What is being asked: Copy out the listing that follows exactly, dropping every picture.

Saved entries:
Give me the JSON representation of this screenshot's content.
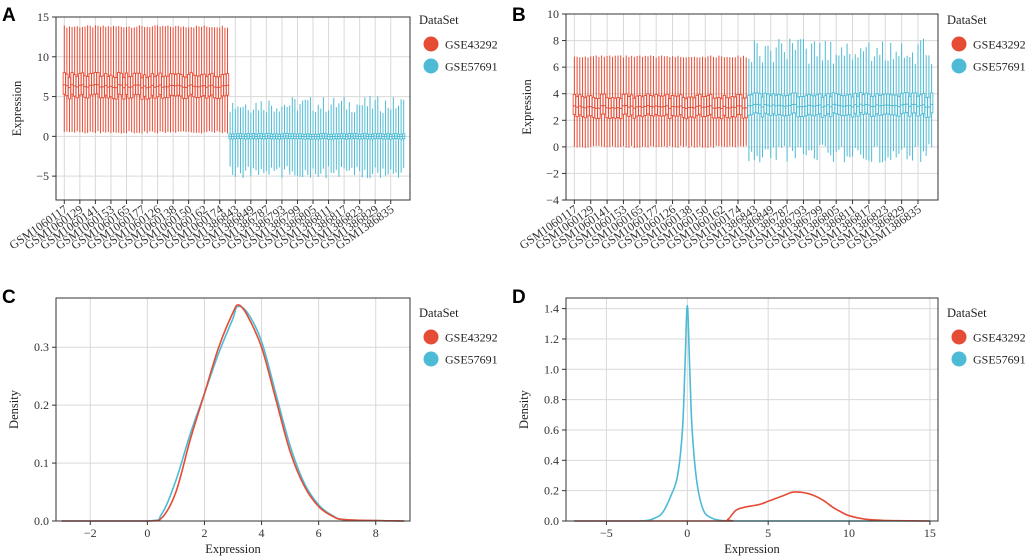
{
  "colors": {
    "GSE43292": "#e64b35",
    "GSE57691": "#4dbbd5"
  },
  "legend": {
    "title": "DataSet",
    "items": [
      "GSE43292",
      "GSE57691"
    ]
  },
  "chart_data": [
    {
      "panel": "A",
      "type": "box",
      "ylabel": "Expression",
      "ylim": [
        -8,
        15
      ],
      "yticks": [
        -5,
        0,
        5,
        10,
        15
      ],
      "shown_tick_labels": [
        "GSM1060117",
        "GSM1060129",
        "GSM1060141",
        "GSM1060153",
        "GSM1060165",
        "GSM1060177",
        "GSM1060126",
        "GSM1060138",
        "GSM1060150",
        "GSM1060162",
        "GSM1060174",
        "GSM1386843",
        "GSM1386849",
        "GSM1386787",
        "GSM1386793",
        "GSM1386799",
        "GSM1386805",
        "GSM1386811",
        "GSM1386817",
        "GSM1386823",
        "GSM1386829",
        "GSM1386835"
      ],
      "series": [
        {
          "name": "GSE43292",
          "n_samples": 64,
          "whisker_low": 0.5,
          "q1": 5.0,
          "median": 6.3,
          "q3": 7.7,
          "whisker_high": 13.8
        },
        {
          "name": "GSE57691",
          "n_samples": 68,
          "whisker_low": -4.5,
          "q1": -0.3,
          "median": 0.0,
          "q3": 0.3,
          "whisker_high": 4.0
        }
      ]
    },
    {
      "panel": "B",
      "type": "box",
      "ylabel": "Expression",
      "ylim": [
        -4,
        10
      ],
      "yticks": [
        -4,
        -2,
        0,
        2,
        4,
        6,
        8,
        10
      ],
      "shown_tick_labels": [
        "GSM1060117",
        "GSM1060129",
        "GSM1060141",
        "GSM1060153",
        "GSM1060165",
        "GSM1060177",
        "GSM1060126",
        "GSM1060138",
        "GSM1060150",
        "GSM1060162",
        "GSM1060174",
        "GSM1386843",
        "GSM1386849",
        "GSM1386787",
        "GSM1386793",
        "GSM1386799",
        "GSM1386805",
        "GSM1386811",
        "GSM1386817",
        "GSM1386823",
        "GSM1386829",
        "GSM1386835"
      ],
      "series": [
        {
          "name": "GSE43292",
          "n_samples": 64,
          "whisker_low": 0.0,
          "q1": 2.3,
          "median": 3.0,
          "q3": 3.8,
          "whisker_high": 6.8
        },
        {
          "name": "GSE57691",
          "n_samples": 68,
          "whisker_low": -0.5,
          "q1": 2.4,
          "median": 3.1,
          "q3": 3.9,
          "whisker_high": 7.2
        }
      ]
    },
    {
      "panel": "C",
      "type": "line",
      "xlabel": "Expression",
      "ylabel": "Density",
      "xlim": [
        -3.2,
        9.2
      ],
      "ylim": [
        0,
        0.385
      ],
      "xticks": [
        -2,
        0,
        2,
        4,
        6,
        8
      ],
      "yticks": [
        0.0,
        0.1,
        0.2,
        0.3
      ],
      "series": [
        {
          "name": "GSE43292",
          "x": [
            -3,
            0,
            0.5,
            1,
            1.5,
            2,
            2.5,
            3,
            3.2,
            3.5,
            4,
            4.5,
            5,
            5.5,
            6,
            6.5,
            7,
            9
          ],
          "y": [
            0,
            0,
            0.005,
            0.05,
            0.14,
            0.22,
            0.3,
            0.36,
            0.373,
            0.355,
            0.3,
            0.21,
            0.12,
            0.06,
            0.025,
            0.008,
            0.002,
            0
          ]
        },
        {
          "name": "GSE57691",
          "x": [
            -3,
            0,
            0.5,
            1,
            1.5,
            2,
            2.5,
            3,
            3.15,
            3.5,
            4,
            4.5,
            5,
            5.5,
            6,
            6.5,
            7,
            9
          ],
          "y": [
            0,
            0,
            0.012,
            0.07,
            0.15,
            0.22,
            0.29,
            0.35,
            0.37,
            0.36,
            0.31,
            0.22,
            0.13,
            0.065,
            0.028,
            0.009,
            0.002,
            0
          ]
        }
      ]
    },
    {
      "panel": "D",
      "type": "line",
      "xlabel": "Expression",
      "ylabel": "Density",
      "xlim": [
        -7.5,
        15.5
      ],
      "ylim": [
        0,
        1.47
      ],
      "xticks": [
        -5,
        0,
        5,
        10,
        15
      ],
      "yticks": [
        0.0,
        0.2,
        0.4,
        0.6,
        0.8,
        1.0,
        1.2,
        1.4
      ],
      "series": [
        {
          "name": "GSE43292",
          "x": [
            -7,
            2,
            2.5,
            3,
            3.5,
            4,
            4.5,
            5,
            5.5,
            6,
            6.5,
            7,
            7.5,
            8,
            8.5,
            9,
            9.5,
            10,
            11,
            12,
            13,
            14,
            15
          ],
          "y": [
            0,
            0,
            0.01,
            0.07,
            0.09,
            0.1,
            0.11,
            0.13,
            0.15,
            0.17,
            0.19,
            0.19,
            0.18,
            0.16,
            0.13,
            0.09,
            0.06,
            0.035,
            0.012,
            0.005,
            0.002,
            0.001,
            0
          ]
        },
        {
          "name": "GSE57691",
          "x": [
            -7,
            -3,
            -2,
            -1.5,
            -1,
            -0.6,
            -0.3,
            -0.15,
            0,
            0.15,
            0.3,
            0.6,
            1,
            1.5,
            2,
            2.5,
            3,
            15
          ],
          "y": [
            0,
            0,
            0.02,
            0.06,
            0.17,
            0.3,
            0.6,
            1.0,
            1.42,
            1.0,
            0.6,
            0.25,
            0.07,
            0.02,
            0.005,
            0.002,
            0,
            0
          ]
        }
      ]
    }
  ]
}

Complete answer:
Give me the JSON representation of this screenshot's content.
{
  "colors": {
    "GSE43292": "#e64b35",
    "GSE57691": "#4dbbd5"
  },
  "legend": {
    "title": "DataSet",
    "items": [
      "GSE43292",
      "GSE57691"
    ]
  },
  "chart_data": [
    {
      "panel": "A",
      "type": "box",
      "ylabel": "Expression",
      "ylim": [
        -8,
        15
      ],
      "yticks": [
        -5,
        0,
        5,
        10,
        15
      ],
      "shown_tick_labels": [
        "GSM1060117",
        "GSM1060129",
        "GSM1060141",
        "GSM1060153",
        "GSM1060165",
        "GSM1060177",
        "GSM1060126",
        "GSM1060138",
        "GSM1060150",
        "GSM1060162",
        "GSM1060174",
        "GSM1386843",
        "GSM1386849",
        "GSM1386787",
        "GSM1386793",
        "GSM1386799",
        "GSM1386805",
        "GSM1386811",
        "GSM1386817",
        "GSM1386823",
        "GSM1386829",
        "GSM1386835"
      ],
      "series": [
        {
          "name": "GSE43292",
          "n_samples": 64,
          "whisker_low": 0.5,
          "q1": 5.0,
          "median": 6.3,
          "q3": 7.7,
          "whisker_high": 13.8
        },
        {
          "name": "GSE57691",
          "n_samples": 68,
          "whisker_low": -4.5,
          "q1": -0.3,
          "median": 0.0,
          "q3": 0.3,
          "whisker_high": 4.0
        }
      ]
    },
    {
      "panel": "B",
      "type": "box",
      "ylabel": "Expression",
      "ylim": [
        -4,
        10
      ],
      "yticks": [
        -4,
        -2,
        0,
        2,
        4,
        6,
        8,
        10
      ],
      "shown_tick_labels": [
        "GSM1060117",
        "GSM1060129",
        "GSM1060141",
        "GSM1060153",
        "GSM1060165",
        "GSM1060177",
        "GSM1060126",
        "GSM1060138",
        "GSM1060150",
        "GSM1060162",
        "GSM1060174",
        "GSM1386843",
        "GSM1386849",
        "GSM1386787",
        "GSM1386793",
        "GSM1386799",
        "GSM1386805",
        "GSM1386811",
        "GSM1386817",
        "GSM1386823",
        "GSM1386829",
        "GSM1386835"
      ],
      "series": [
        {
          "name": "GSE43292",
          "n_samples": 64,
          "whisker_low": 0.0,
          "q1": 2.3,
          "median": 3.0,
          "q3": 3.8,
          "whisker_high": 6.8
        },
        {
          "name": "GSE57691",
          "n_samples": 68,
          "whisker_low": -0.5,
          "q1": 2.4,
          "median": 3.1,
          "q3": 3.9,
          "whisker_high": 7.2
        }
      ]
    },
    {
      "panel": "C",
      "type": "line",
      "xlabel": "Expression",
      "ylabel": "Density",
      "xlim": [
        -3.2,
        9.2
      ],
      "ylim": [
        0,
        0.385
      ],
      "xticks": [
        -2,
        0,
        2,
        4,
        6,
        8
      ],
      "yticks": [
        0.0,
        0.1,
        0.2,
        0.3
      ],
      "series": [
        {
          "name": "GSE43292",
          "x": [
            -3,
            0,
            0.5,
            1,
            1.5,
            2,
            2.5,
            3,
            3.2,
            3.5,
            4,
            4.5,
            5,
            5.5,
            6,
            6.5,
            7,
            9
          ],
          "y": [
            0,
            0,
            0.005,
            0.05,
            0.14,
            0.22,
            0.3,
            0.36,
            0.373,
            0.355,
            0.3,
            0.21,
            0.12,
            0.06,
            0.025,
            0.008,
            0.002,
            0
          ]
        },
        {
          "name": "GSE57691",
          "x": [
            -3,
            0,
            0.5,
            1,
            1.5,
            2,
            2.5,
            3,
            3.15,
            3.5,
            4,
            4.5,
            5,
            5.5,
            6,
            6.5,
            7,
            9
          ],
          "y": [
            0,
            0,
            0.012,
            0.07,
            0.15,
            0.22,
            0.29,
            0.35,
            0.37,
            0.36,
            0.31,
            0.22,
            0.13,
            0.065,
            0.028,
            0.009,
            0.002,
            0
          ]
        }
      ]
    },
    {
      "panel": "D",
      "type": "line",
      "xlabel": "Expression",
      "ylabel": "Density",
      "xlim": [
        -7.5,
        15.5
      ],
      "ylim": [
        0,
        1.47
      ],
      "xticks": [
        -5,
        0,
        5,
        10,
        15
      ],
      "yticks": [
        0.0,
        0.2,
        0.4,
        0.6,
        0.8,
        1.0,
        1.2,
        1.4
      ],
      "series": [
        {
          "name": "GSE43292",
          "x": [
            -7,
            2,
            2.5,
            3,
            3.5,
            4,
            4.5,
            5,
            5.5,
            6,
            6.5,
            7,
            7.5,
            8,
            8.5,
            9,
            9.5,
            10,
            11,
            12,
            13,
            14,
            15
          ],
          "y": [
            0,
            0,
            0.01,
            0.07,
            0.09,
            0.1,
            0.11,
            0.13,
            0.15,
            0.17,
            0.19,
            0.19,
            0.18,
            0.16,
            0.13,
            0.09,
            0.06,
            0.035,
            0.012,
            0.005,
            0.002,
            0.001,
            0
          ]
        },
        {
          "name": "GSE57691",
          "x": [
            -7,
            -3,
            -2,
            -1.5,
            -1,
            -0.6,
            -0.3,
            -0.15,
            0,
            0.15,
            0.3,
            0.6,
            1,
            1.5,
            2,
            2.5,
            3,
            15
          ],
          "y": [
            0,
            0,
            0.02,
            0.06,
            0.17,
            0.3,
            0.6,
            1.0,
            1.42,
            1.0,
            0.6,
            0.25,
            0.07,
            0.02,
            0.005,
            0.002,
            0,
            0
          ]
        }
      ]
    }
  ]
}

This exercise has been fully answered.